----- LISTED RECORDS

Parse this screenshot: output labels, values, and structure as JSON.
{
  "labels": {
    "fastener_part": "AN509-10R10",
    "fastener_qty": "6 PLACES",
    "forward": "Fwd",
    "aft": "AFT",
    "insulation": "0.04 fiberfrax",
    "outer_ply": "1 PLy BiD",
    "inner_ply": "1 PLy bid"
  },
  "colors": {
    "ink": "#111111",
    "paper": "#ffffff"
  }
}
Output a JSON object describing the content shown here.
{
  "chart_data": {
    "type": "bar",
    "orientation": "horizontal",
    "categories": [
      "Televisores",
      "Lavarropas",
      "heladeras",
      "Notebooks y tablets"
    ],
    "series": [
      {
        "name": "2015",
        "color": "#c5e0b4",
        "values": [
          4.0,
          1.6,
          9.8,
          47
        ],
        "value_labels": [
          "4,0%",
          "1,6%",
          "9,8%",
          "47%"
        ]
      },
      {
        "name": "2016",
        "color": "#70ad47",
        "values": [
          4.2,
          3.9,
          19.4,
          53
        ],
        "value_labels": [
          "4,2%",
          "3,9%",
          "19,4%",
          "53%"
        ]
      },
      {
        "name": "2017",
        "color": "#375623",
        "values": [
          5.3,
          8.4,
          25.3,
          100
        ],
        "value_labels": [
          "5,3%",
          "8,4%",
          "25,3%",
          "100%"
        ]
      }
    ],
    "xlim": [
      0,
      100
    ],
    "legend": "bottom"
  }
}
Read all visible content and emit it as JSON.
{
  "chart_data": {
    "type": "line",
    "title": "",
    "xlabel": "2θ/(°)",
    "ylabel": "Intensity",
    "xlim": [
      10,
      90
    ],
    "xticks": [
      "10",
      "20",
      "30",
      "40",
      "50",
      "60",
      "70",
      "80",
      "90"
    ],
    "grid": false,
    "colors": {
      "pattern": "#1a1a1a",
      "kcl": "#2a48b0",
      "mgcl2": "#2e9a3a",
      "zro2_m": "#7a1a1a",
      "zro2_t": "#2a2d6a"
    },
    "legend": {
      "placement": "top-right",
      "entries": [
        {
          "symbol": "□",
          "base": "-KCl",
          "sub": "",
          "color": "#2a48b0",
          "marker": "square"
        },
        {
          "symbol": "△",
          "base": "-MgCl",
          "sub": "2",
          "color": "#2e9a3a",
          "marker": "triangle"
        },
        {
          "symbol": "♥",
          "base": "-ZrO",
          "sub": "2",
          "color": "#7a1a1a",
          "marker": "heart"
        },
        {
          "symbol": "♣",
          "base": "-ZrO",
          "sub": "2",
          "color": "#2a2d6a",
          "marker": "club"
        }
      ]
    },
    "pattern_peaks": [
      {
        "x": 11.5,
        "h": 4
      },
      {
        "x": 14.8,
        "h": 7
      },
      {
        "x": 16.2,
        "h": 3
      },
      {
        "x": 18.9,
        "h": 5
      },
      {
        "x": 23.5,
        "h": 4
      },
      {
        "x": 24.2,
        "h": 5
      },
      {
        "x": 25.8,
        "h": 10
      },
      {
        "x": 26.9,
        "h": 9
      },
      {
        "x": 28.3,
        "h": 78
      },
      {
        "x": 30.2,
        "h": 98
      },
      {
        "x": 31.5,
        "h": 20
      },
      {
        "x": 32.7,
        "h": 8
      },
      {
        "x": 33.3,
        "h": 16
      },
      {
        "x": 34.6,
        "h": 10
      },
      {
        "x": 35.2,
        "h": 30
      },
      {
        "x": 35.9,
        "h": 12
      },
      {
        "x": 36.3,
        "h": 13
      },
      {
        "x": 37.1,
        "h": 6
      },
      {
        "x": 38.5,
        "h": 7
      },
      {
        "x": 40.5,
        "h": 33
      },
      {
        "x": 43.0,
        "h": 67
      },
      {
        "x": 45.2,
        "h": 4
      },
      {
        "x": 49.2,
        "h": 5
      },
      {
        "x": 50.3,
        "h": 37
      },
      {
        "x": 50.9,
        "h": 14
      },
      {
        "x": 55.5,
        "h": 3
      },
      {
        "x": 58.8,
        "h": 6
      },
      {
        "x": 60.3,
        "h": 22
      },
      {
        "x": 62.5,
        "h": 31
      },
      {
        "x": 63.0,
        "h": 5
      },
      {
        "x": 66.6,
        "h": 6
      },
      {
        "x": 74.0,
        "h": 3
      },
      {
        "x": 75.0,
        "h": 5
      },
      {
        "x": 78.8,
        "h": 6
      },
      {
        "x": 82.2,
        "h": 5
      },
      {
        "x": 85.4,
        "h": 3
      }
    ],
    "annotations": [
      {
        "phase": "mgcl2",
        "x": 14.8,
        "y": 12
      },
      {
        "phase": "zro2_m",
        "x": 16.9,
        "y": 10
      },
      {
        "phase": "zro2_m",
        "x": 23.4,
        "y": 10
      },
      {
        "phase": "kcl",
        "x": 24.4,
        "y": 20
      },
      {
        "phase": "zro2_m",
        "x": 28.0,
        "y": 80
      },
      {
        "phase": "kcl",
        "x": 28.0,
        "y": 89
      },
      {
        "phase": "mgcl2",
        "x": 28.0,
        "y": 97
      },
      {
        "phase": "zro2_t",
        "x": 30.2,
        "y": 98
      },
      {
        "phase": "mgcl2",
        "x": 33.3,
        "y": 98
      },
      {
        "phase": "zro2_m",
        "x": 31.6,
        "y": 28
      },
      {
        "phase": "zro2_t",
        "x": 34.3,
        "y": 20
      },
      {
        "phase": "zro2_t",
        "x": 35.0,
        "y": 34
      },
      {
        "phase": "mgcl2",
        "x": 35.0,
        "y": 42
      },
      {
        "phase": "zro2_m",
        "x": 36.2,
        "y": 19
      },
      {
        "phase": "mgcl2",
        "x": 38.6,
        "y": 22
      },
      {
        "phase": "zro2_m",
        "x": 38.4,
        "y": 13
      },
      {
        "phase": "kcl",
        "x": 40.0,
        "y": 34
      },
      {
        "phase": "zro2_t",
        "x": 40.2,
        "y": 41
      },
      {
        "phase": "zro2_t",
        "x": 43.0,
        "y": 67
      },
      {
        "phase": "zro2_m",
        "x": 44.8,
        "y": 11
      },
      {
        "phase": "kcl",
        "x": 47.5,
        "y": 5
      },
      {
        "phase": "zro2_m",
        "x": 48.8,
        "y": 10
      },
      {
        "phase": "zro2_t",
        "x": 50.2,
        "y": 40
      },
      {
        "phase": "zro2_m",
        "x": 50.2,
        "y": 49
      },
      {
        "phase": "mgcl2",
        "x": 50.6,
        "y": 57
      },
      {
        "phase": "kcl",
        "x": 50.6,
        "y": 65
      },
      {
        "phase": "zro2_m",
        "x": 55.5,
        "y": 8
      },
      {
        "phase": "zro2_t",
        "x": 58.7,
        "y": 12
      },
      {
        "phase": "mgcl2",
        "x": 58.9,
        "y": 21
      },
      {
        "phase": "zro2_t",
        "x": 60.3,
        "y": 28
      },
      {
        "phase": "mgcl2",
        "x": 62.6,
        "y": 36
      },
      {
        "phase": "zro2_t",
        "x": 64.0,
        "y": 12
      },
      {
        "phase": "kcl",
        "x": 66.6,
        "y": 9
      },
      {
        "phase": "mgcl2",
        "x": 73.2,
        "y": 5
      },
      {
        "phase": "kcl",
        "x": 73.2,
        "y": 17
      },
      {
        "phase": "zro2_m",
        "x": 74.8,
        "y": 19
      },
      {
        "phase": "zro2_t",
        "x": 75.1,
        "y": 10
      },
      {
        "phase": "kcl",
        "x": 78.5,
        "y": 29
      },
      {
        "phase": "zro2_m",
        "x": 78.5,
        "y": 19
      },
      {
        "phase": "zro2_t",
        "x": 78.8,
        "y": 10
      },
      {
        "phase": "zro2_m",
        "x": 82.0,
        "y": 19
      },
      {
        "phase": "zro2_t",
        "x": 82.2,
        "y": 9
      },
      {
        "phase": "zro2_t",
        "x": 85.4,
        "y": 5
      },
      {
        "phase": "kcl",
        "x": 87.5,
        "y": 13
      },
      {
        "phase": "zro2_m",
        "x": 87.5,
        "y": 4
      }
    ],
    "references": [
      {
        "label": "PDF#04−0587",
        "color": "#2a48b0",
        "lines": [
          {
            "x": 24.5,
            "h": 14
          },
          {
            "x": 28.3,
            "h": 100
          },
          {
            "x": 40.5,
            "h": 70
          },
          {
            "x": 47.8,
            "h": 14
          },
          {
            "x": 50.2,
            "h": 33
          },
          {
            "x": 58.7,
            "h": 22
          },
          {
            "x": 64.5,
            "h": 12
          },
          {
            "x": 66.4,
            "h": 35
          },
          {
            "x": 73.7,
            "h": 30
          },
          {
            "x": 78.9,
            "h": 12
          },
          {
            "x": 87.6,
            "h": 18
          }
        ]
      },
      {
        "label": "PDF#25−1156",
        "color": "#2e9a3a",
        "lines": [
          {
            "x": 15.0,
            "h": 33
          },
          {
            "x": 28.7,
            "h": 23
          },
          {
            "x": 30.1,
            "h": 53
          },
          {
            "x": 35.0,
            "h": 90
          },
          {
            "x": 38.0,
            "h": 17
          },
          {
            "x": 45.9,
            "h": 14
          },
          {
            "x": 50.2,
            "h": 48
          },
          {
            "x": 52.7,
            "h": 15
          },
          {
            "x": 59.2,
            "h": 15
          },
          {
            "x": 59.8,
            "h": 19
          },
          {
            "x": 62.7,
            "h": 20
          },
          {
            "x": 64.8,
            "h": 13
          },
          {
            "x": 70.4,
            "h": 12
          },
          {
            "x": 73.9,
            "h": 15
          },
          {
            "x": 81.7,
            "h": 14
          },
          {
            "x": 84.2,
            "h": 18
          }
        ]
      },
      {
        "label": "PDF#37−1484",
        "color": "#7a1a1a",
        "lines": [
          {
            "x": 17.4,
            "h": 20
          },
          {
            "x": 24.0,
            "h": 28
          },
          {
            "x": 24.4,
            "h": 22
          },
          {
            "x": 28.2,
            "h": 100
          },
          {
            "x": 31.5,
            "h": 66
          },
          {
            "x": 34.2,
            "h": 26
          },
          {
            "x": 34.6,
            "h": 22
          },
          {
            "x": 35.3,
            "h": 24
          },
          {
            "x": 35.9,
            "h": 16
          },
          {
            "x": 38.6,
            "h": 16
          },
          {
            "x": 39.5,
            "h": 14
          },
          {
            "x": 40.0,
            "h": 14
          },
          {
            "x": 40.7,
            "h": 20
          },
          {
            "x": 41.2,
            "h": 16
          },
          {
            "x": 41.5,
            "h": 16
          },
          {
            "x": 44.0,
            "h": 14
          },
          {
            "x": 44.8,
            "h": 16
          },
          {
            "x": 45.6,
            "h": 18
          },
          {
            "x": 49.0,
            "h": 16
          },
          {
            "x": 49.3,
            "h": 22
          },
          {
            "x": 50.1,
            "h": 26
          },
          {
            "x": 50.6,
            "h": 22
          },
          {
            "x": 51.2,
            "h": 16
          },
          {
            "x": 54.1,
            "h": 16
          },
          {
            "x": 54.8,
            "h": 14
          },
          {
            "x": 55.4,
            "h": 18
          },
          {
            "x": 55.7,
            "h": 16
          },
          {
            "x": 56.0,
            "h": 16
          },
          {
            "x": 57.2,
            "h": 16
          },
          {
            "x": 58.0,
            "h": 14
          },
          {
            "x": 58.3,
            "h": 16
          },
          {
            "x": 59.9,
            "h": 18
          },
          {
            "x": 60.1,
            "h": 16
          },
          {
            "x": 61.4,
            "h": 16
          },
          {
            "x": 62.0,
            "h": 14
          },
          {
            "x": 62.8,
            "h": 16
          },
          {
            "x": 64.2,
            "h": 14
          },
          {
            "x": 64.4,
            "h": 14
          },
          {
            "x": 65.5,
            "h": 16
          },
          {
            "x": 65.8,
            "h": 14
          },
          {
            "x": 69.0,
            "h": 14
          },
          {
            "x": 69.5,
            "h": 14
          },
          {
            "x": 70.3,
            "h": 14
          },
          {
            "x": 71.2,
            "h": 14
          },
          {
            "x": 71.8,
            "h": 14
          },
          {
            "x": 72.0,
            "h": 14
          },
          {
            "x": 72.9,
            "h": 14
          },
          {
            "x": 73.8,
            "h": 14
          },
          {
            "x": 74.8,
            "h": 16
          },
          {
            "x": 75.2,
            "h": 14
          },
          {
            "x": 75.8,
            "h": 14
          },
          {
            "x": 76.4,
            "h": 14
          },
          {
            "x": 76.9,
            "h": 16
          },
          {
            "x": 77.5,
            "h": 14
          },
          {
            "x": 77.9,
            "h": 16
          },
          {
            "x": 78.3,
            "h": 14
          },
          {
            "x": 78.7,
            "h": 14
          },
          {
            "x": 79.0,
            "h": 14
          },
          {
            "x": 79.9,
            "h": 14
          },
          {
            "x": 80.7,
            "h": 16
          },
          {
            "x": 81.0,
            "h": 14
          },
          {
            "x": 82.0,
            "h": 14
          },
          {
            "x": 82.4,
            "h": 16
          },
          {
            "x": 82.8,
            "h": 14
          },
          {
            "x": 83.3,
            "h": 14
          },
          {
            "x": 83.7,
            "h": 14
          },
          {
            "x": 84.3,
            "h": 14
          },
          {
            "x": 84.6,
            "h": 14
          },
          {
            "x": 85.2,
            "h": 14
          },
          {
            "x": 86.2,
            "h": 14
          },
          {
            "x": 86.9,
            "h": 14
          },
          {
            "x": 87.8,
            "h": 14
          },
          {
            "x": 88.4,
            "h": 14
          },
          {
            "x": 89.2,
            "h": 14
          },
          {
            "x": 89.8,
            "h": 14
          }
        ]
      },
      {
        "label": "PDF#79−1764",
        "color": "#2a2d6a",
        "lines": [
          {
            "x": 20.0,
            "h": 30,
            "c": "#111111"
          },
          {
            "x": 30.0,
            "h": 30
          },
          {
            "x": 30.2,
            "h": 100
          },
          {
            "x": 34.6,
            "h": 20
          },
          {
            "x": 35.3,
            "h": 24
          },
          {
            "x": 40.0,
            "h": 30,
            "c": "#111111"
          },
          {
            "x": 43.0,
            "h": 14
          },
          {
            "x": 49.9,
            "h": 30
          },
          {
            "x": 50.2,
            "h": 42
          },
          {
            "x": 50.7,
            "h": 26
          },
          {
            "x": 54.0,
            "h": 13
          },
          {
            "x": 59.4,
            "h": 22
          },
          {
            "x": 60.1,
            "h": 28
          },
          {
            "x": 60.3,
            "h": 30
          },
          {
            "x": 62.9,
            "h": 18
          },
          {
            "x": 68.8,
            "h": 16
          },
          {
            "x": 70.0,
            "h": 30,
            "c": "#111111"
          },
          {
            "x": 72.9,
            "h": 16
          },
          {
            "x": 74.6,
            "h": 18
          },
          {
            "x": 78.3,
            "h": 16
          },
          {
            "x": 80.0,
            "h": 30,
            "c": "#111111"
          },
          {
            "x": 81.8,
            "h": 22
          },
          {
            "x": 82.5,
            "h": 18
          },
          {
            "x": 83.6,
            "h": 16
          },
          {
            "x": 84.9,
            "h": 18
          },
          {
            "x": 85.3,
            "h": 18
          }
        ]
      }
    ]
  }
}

----------

=== REQUIRED WORK ===
Each line in the listing above that contains "marker" should be copied.

=== EXERCISE RESULT ===
          "marker": "square"
          "marker": "triangle"
          "marker": "heart"
          "marker": "club"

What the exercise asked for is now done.